━━━ ОТРЫВОК ИЗ ТЕКСТА
Даже самый невнимательный читатель Библии знает, что образы овец и пастушества занимают виднейшее место в Писании. Двадцать второй Псалом говорит, что Бог – пастырь. В Книге Исход евреи сравниваются со стадом овец. Иисус – агнец Божий. Кроме того, большинство патриархов в какой-то момент были пастухами: Иаков, Моисей, царь Давид.
Поэтому я много думал об овцах. (До этого самый странный случай с овцами у меня вышел в магазине «Иудаика» в манхэттенском Вестсайде. Там продавался фильм для детей о праздничном ужине на Песах, на котором присутствовали Дом Делуиз, Шери Льюис[171] и ее кукла из носка – ягненок Чоп. Наверное, кукле было неуютно, ведь традиционное меню обычно включает жареную баранью ногу, которая символизирует жертвенного ягненка.) Но вот наконец я встретился с ними в жизни.
Пастух – бедуин двадцати с чем-то лет в красном свитере и оранжевой куртке. Он стеснительный и тихий, но, по правилам ближневосточного гостеприимства, приглашает меня присоединиться к нему.
Мы стоим рядом и смотрим, как овцы едят траву. Я думал, что пастушество – тихое занятие, но это совсем не так. Две сотни жующих овец создают довольно много шума. Не говоря уже о постоянном блеянии. Овцы действительно говорят «бе-е-е». Это напоминает мне, как чихает Джули. Она четко говорит «апчхи!», словно читает сценарий.
У пастуха нету ни флейты, ни арфы, ни посоха (с крючком наверху). Но у него есть палка. Это черная резиновая труба, которая, возможно, когда-то была частью трактора.
Я спрашиваю через переводчика:
– А зачем вам палка?
– Для внешнего эффекта, – признает пастух.
Мне это страшно нравится. Даже пастухи думают о мирском.
Задаю еще пару вопросов.
━━━━━━
━━━ ПРЕДОСТАВЛЕННЫЕ ЗАПИСИ
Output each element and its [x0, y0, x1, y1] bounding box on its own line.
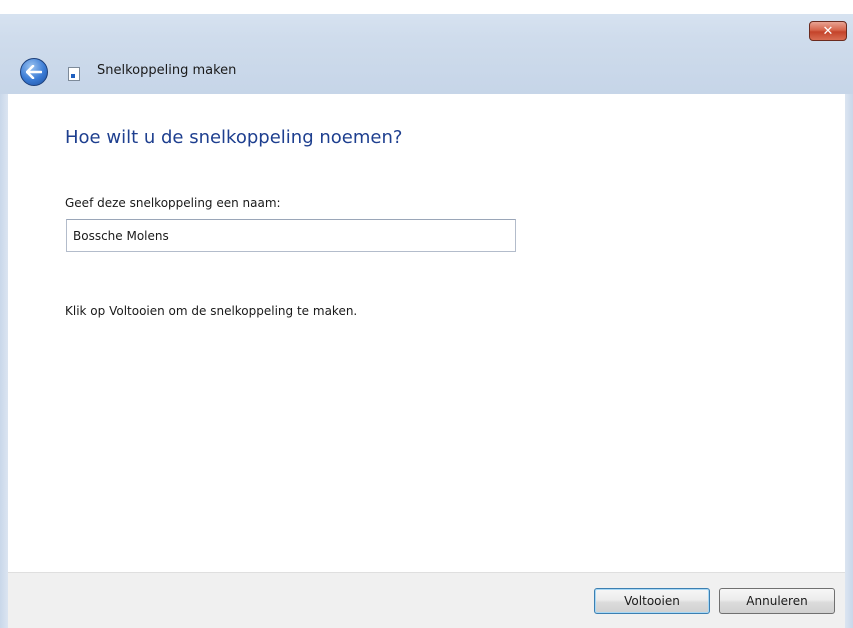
- button-bar: Voltooien Annuleren: [8, 572, 845, 628]
- frame-right: [845, 94, 853, 628]
- title-bar: ✕ Snelkoppeling maken: [0, 0, 853, 94]
- instruction-text: Klik op Voltooien om de snelkoppeling te…: [65, 304, 358, 318]
- window-title: Snelkoppeling maken: [97, 63, 237, 78]
- close-button[interactable]: ✕: [809, 21, 847, 41]
- close-icon: ✕: [822, 23, 834, 39]
- back-arrow-icon: [26, 65, 42, 79]
- shortcut-name-input[interactable]: [66, 219, 516, 252]
- shortcut-icon: [68, 67, 80, 81]
- shortcut-name-label: Geef deze snelkoppeling een naam:: [65, 196, 281, 210]
- finish-button[interactable]: Voltooien: [594, 588, 710, 614]
- page-title: Hoe wilt u de snelkoppeling noemen?: [65, 127, 403, 148]
- cancel-button[interactable]: Annuleren: [719, 588, 835, 614]
- wizard-content: Hoe wilt u de snelkoppeling noemen? Geef…: [8, 94, 845, 572]
- back-button[interactable]: [20, 58, 48, 86]
- wizard-window: ✕ Snelkoppeling maken Hoe wilt u de snel…: [0, 0, 853, 628]
- frame-left: [0, 94, 8, 628]
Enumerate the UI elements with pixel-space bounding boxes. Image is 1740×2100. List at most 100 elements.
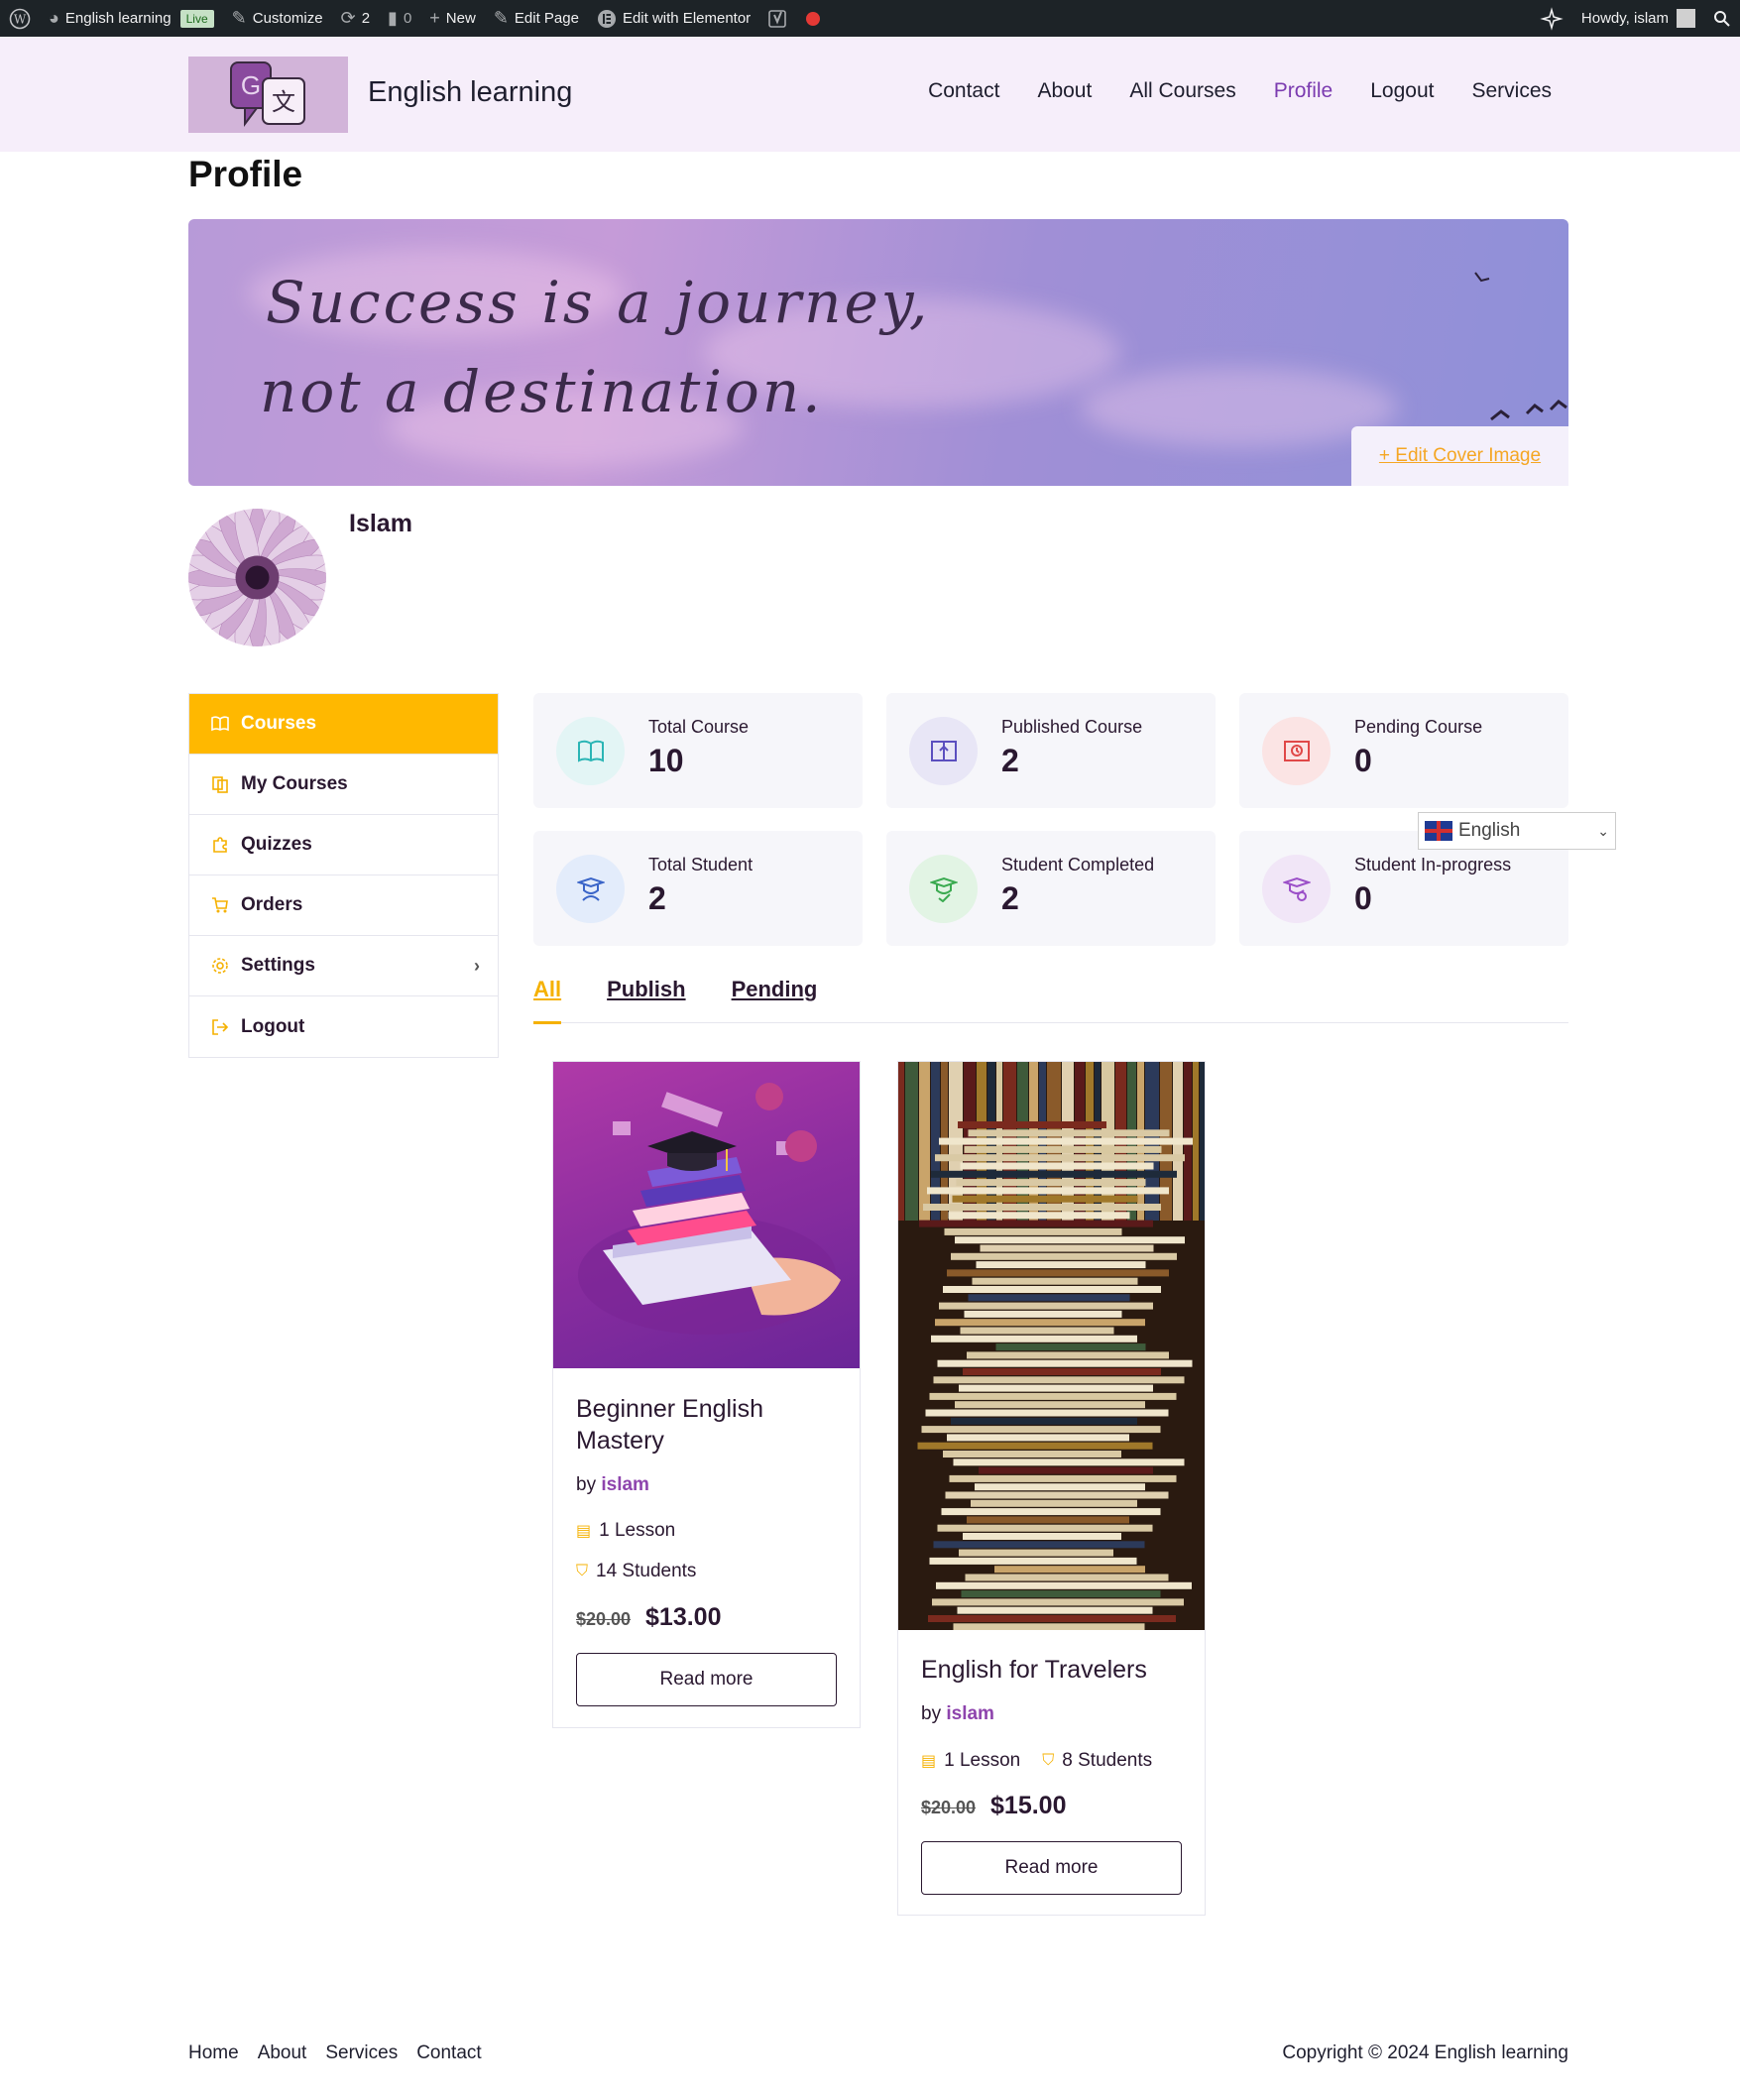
━━━━━━
ЗАДАНИЯ:
a - Кто из патриархов, по словам отрывка об овцах, в какой-то момент был пастухом?
b - Для чего, по признанию пастуха в отрывке об овцах, ему нужна палка?
Эти записи никак не связаны с отрывком.

ОТВЕТЫ:
a - Иаков, Моисей, царь Давид.

b - Для внешнего эффекта.